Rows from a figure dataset
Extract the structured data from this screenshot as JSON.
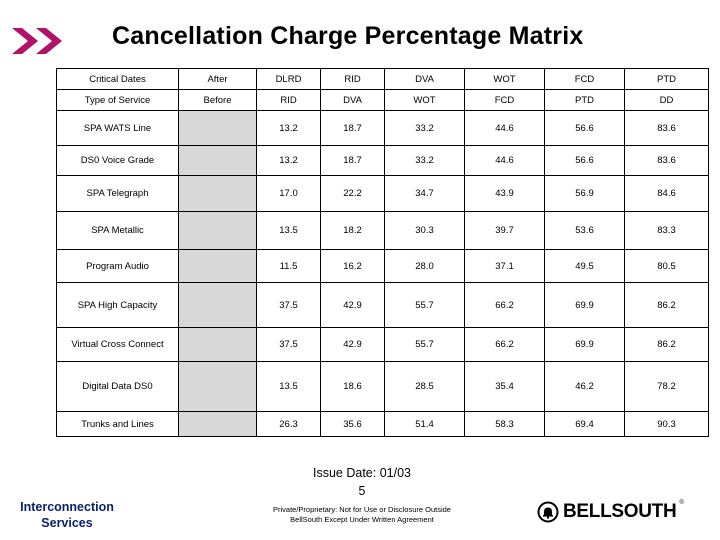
{
  "header": {
    "title": "Cancellation Charge Percentage Matrix"
  },
  "table": {
    "header_rows": [
      [
        "Critical Dates",
        "After",
        "DLRD",
        "RID",
        "DVA",
        "WOT",
        "FCD",
        "PTD"
      ],
      [
        "Type of Service",
        "Before",
        "RID",
        "DVA",
        "WOT",
        "FCD",
        "PTD",
        "DD"
      ]
    ],
    "rows": [
      {
        "service": "SPA WATS Line",
        "values": [
          "13.2",
          "18.7",
          "33.2",
          "44.6",
          "56.6",
          "83.6"
        ]
      },
      {
        "service": "DS0 Voice Grade",
        "values": [
          "13.2",
          "18.7",
          "33.2",
          "44.6",
          "56.6",
          "83.6"
        ]
      },
      {
        "service": "SPA Telegraph",
        "values": [
          "17.0",
          "22.2",
          "34.7",
          "43.9",
          "56.9",
          "84.6"
        ]
      },
      {
        "service": "SPA Metallic",
        "values": [
          "13.5",
          "18.2",
          "30.3",
          "39.7",
          "53.6",
          "83.3"
        ]
      },
      {
        "service": "Program Audio",
        "values": [
          "11.5",
          "16.2",
          "28.0",
          "37.1",
          "49.5",
          "80.5"
        ]
      },
      {
        "service": "SPA High Capacity",
        "values": [
          "37.5",
          "42.9",
          "55.7",
          "66.2",
          "69.9",
          "86.2"
        ]
      },
      {
        "service": "Virtual Cross Connect",
        "values": [
          "37.5",
          "42.9",
          "55.7",
          "66.2",
          "69.9",
          "86.2"
        ]
      },
      {
        "service": "Digital Data DS0",
        "values": [
          "13.5",
          "18.6",
          "28.5",
          "35.4",
          "46.2",
          "78.2"
        ]
      },
      {
        "service": "Trunks and Lines",
        "values": [
          "26.3",
          "35.6",
          "51.4",
          "58.3",
          "69.4",
          "90.3"
        ]
      }
    ]
  },
  "footer": {
    "issue_date": "Issue Date: 01/03",
    "page_number": "5",
    "proprietary_line1": "Private/Proprietary: Not for Use or Disclosure Outside",
    "proprietary_line2": "BellSouth Except Under Written Agreement",
    "org_line1": "Interconnection",
    "org_line2": "Services",
    "logo_text": "BELLSOUTH",
    "logo_tm": "®"
  },
  "colors": {
    "chevron": "#b0126a",
    "org_text": "#0a1f6e",
    "shade": "#d8d8d8"
  },
  "icons": {
    "chevron": "double-chevron-icon",
    "logo_bell": "bell-logo-icon"
  }
}
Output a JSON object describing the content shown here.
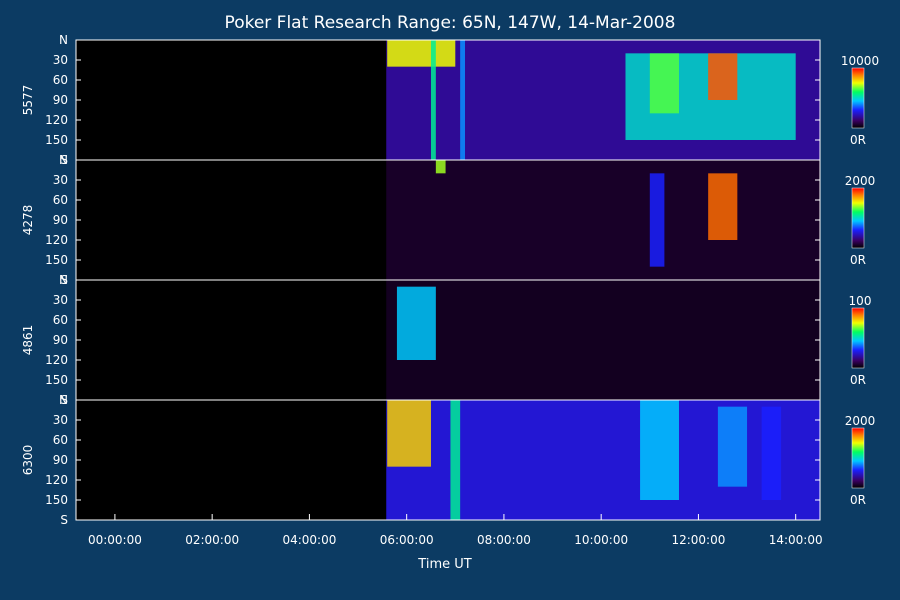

■ **WHAT IS REQUIRED**
Output a faithful copy of the data, with each picture left out.

■ **FINISHED EXERCISE**
Extract the structured data from this screenshot as JSON.
{
  "header": {
    "title": "Cancellation Charge Percentage Matrix"
  },
  "table": {
    "header_rows": [
      [
        "Critical Dates",
        "After",
        "DLRD",
        "RID",
        "DVA",
        "WOT",
        "FCD",
        "PTD"
      ],
      [
        "Type of Service",
        "Before",
        "RID",
        "DVA",
        "WOT",
        "FCD",
        "PTD",
        "DD"
      ]
    ],
    "rows": [
      {
        "service": "SPA WATS Line",
        "values": [
          "13.2",
          "18.7",
          "33.2",
          "44.6",
          "56.6",
          "83.6"
        ]
      },
      {
        "service": "DS0 Voice Grade",
        "values": [
          "13.2",
          "18.7",
          "33.2",
          "44.6",
          "56.6",
          "83.6"
        ]
      },
      {
        "service": "SPA Telegraph",
        "values": [
          "17.0",
          "22.2",
          "34.7",
          "43.9",
          "56.9",
          "84.6"
        ]
      },
      {
        "service": "SPA Metallic",
        "values": [
          "13.5",
          "18.2",
          "30.3",
          "39.7",
          "53.6",
          "83.3"
        ]
      },
      {
        "service": "Program Audio",
        "values": [
          "11.5",
          "16.2",
          "28.0",
          "37.1",
          "49.5",
          "80.5"
        ]
      },
      {
        "service": "SPA High Capacity",
        "values": [
          "37.5",
          "42.9",
          "55.7",
          "66.2",
          "69.9",
          "86.2"
        ]
      },
      {
        "service": "Virtual Cross Connect",
        "values": [
          "37.5",
          "42.9",
          "55.7",
          "66.2",
          "69.9",
          "86.2"
        ]
      },
      {
        "service": "Digital Data DS0",
        "values": [
          "13.5",
          "18.6",
          "28.5",
          "35.4",
          "46.2",
          "78.2"
        ]
      },
      {
        "service": "Trunks and Lines",
        "values": [
          "26.3",
          "35.6",
          "51.4",
          "58.3",
          "69.4",
          "90.3"
        ]
      }
    ]
  },
  "footer": {
    "issue_date": "Issue Date: 01/03",
    "page_number": "5",
    "proprietary_line1": "Private/Proprietary: Not for Use or Disclosure Outside",
    "proprietary_line2": "BellSouth Except Under Written Agreement",
    "org_line1": "Interconnection",
    "org_line2": "Services",
    "logo_text": "BELLSOUTH",
    "logo_tm": "®"
  },
  "colors": {
    "chevron": "#b0126a",
    "org_text": "#0a1f6e",
    "shade": "#d8d8d8"
  },
  "icons": {
    "chevron": "double-chevron-icon",
    "logo_bell": "bell-logo-icon"
  }
}
Output a JSON object describing the content shown here.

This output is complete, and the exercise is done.